REQUIREMENT
Copy each line below that contains "series".

GIVEN DATA
+ + + + + + +
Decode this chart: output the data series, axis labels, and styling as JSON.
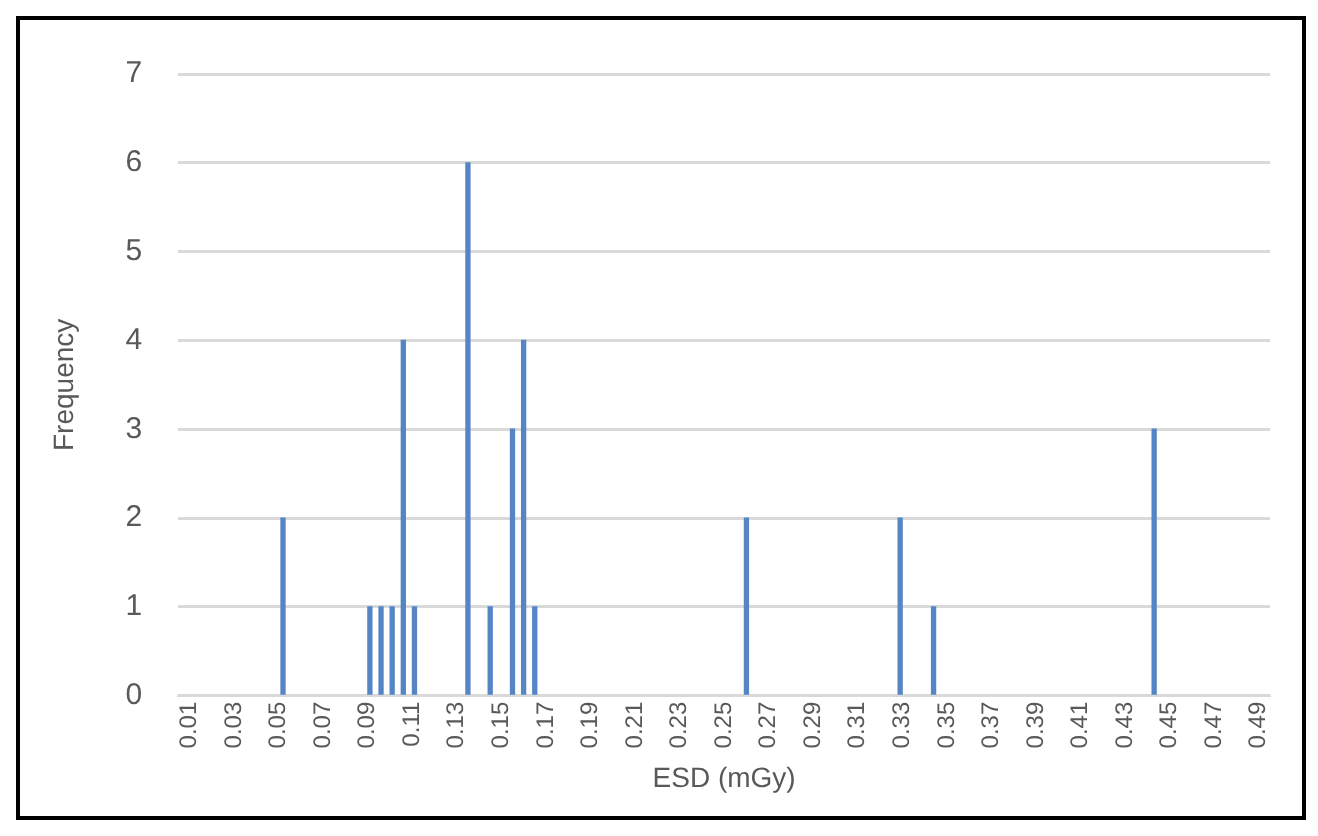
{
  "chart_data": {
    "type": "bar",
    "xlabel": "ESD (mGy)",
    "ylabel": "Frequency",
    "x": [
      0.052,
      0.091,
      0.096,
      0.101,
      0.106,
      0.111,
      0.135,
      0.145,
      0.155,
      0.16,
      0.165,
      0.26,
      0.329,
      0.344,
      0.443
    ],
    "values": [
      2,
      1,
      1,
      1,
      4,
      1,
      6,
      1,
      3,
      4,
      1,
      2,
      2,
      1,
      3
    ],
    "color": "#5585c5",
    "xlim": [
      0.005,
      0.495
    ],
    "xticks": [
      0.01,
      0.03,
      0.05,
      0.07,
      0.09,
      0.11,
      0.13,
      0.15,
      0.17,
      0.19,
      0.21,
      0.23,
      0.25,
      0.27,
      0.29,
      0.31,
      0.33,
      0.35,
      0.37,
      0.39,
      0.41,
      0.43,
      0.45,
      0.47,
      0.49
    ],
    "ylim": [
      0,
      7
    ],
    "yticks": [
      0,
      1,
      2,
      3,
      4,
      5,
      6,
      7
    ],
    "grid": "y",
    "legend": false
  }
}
+ + + + + + +
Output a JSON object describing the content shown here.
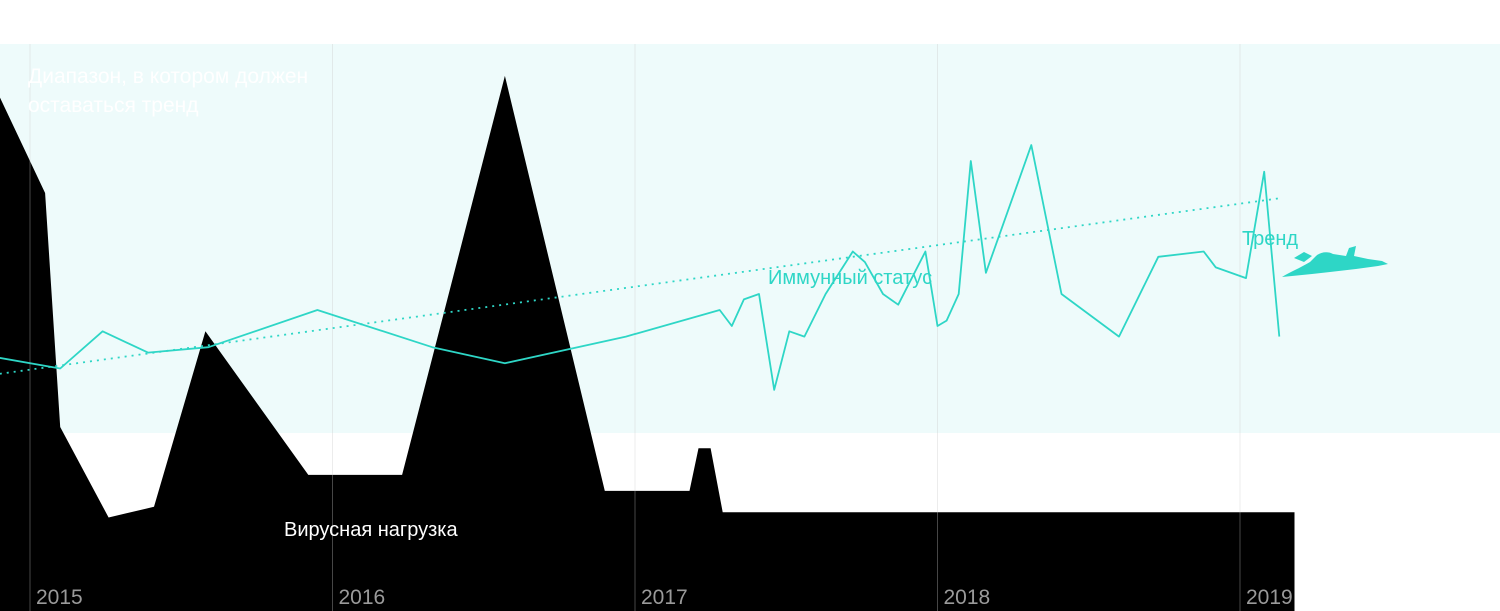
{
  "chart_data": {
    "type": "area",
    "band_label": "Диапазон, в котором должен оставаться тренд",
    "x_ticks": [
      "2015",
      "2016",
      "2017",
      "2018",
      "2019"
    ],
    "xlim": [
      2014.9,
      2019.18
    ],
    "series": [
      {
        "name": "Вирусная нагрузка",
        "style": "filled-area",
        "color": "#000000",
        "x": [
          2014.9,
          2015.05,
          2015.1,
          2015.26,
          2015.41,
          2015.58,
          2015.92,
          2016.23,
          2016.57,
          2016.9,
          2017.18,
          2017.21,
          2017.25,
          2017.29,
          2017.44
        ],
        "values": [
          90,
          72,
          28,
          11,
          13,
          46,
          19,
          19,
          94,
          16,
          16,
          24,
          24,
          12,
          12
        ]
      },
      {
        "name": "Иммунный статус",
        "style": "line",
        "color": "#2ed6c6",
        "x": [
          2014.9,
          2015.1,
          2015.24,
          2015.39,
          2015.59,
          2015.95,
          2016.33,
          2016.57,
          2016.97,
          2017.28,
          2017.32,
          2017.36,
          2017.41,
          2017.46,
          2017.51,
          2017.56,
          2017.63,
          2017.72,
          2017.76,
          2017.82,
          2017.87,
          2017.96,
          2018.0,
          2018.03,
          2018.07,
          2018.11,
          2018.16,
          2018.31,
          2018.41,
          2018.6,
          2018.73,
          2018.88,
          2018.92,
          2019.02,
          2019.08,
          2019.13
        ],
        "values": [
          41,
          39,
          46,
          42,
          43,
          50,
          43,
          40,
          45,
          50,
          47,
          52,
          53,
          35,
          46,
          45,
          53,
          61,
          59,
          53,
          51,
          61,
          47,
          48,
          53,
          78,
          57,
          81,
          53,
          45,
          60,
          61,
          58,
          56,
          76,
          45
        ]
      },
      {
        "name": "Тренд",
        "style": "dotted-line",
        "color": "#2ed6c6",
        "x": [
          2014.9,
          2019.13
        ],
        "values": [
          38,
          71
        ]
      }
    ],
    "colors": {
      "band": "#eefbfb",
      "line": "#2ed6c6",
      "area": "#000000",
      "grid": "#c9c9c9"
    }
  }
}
+ + + + + + +
REPLY
Decode this chart: output the data series, axis labels, and styling as JSON.
    "series": [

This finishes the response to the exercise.